WHAT YOU ARE ASKED TO DO = Your job is to restate each entry word for word.

Stored data =
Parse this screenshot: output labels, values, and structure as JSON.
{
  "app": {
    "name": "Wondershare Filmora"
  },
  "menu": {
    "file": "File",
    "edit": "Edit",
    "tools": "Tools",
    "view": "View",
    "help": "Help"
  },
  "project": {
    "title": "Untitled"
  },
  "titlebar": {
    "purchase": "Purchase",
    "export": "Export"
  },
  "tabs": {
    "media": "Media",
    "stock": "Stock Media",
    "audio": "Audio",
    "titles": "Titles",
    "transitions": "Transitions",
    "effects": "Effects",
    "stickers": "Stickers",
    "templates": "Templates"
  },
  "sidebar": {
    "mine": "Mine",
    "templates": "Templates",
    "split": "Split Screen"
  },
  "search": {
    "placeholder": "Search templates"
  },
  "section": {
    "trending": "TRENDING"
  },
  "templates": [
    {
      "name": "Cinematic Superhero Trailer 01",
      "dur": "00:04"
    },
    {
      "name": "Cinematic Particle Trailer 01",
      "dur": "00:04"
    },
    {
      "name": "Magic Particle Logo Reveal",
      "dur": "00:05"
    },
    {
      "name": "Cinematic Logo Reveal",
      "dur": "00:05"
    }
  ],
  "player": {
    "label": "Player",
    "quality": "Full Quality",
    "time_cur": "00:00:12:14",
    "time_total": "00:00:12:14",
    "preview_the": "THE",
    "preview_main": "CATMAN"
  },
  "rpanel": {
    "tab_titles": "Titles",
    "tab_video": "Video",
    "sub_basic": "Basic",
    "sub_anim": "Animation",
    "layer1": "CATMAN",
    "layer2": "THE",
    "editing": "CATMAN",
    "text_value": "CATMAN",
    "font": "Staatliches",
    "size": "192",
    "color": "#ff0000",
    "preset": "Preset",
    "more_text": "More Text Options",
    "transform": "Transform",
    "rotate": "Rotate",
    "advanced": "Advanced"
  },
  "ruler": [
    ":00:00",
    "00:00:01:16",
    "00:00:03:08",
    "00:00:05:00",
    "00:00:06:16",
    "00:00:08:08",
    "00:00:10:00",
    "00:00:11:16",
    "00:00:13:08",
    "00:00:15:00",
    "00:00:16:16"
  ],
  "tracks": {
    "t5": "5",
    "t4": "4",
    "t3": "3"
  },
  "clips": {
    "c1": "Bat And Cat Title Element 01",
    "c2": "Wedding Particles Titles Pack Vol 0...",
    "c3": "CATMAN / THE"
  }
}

CORRECT OUTPUT =
Parse this screenshot: output labels, values, and structure as JSON.
{
  "app": {
    "name": "Wondershare Filmora"
  },
  "menu": {
    "file": "File",
    "edit": "Edit",
    "tools": "Tools",
    "view": "View",
    "help": "Help"
  },
  "project": {
    "title": "Untitled"
  },
  "titlebar": {
    "purchase": "Purchase",
    "export": "Export"
  },
  "tabs": {
    "media": "Media",
    "stock": "Stock Media",
    "audio": "Audio",
    "titles": "Titles",
    "transitions": "Transitions",
    "effects": "Effects",
    "stickers": "Stickers",
    "templates": "Templates"
  },
  "sidebar": {
    "mine": "Mine",
    "templates": "Templates",
    "split": "Split Screen"
  },
  "search": {
    "placeholder": "Search templates"
  },
  "section": {
    "trending": "TRENDING"
  },
  "templates": [
    {
      "name": "Cinematic Superhero Trailer 01",
      "dur": "00:04"
    },
    {
      "name": "Cinematic Particle Trailer 01",
      "dur": "00:04"
    },
    {
      "name": "Magic Particle Logo Reveal",
      "dur": "00:05"
    },
    {
      "name": "Cinematic Logo Reveal",
      "dur": "00:05"
    }
  ],
  "player": {
    "label": "Player",
    "quality": "Full Quality",
    "time_cur": "00:00:12:14",
    "time_total": "00:00:12:14",
    "preview_the": "THE",
    "preview_main": "CATMAN"
  },
  "rpanel": {
    "tab_titles": "Titles",
    "tab_video": "Video",
    "sub_basic": "Basic",
    "sub_anim": "Animation",
    "layer1": "CATMAN",
    "layer2": "THE",
    "editing": "CATMAN",
    "text_value": "CATMAN",
    "font": "Staatliches",
    "size": "192",
    "color": "#ff0000",
    "preset": "Preset",
    "more_text": "More Text Options",
    "transform": "Transform",
    "rotate": "Rotate",
    "advanced": "Advanced"
  },
  "ruler": [
    ":00:00",
    "00:00:01:16",
    "00:00:03:08",
    "00:00:05:00",
    "00:00:06:16",
    "00:00:08:08",
    "00:00:10:00",
    "00:00:11:16",
    "00:00:13:08",
    "00:00:15:00",
    "00:00:16:16"
  ],
  "tracks": {
    "t5": "5",
    "t4": "4",
    "t3": "3"
  },
  "clips": {
    "c1": "Bat And Cat Title Element 01",
    "c2": "Wedding Particles Titles Pack Vol 0...",
    "c3": "CATMAN / THE"
  }
}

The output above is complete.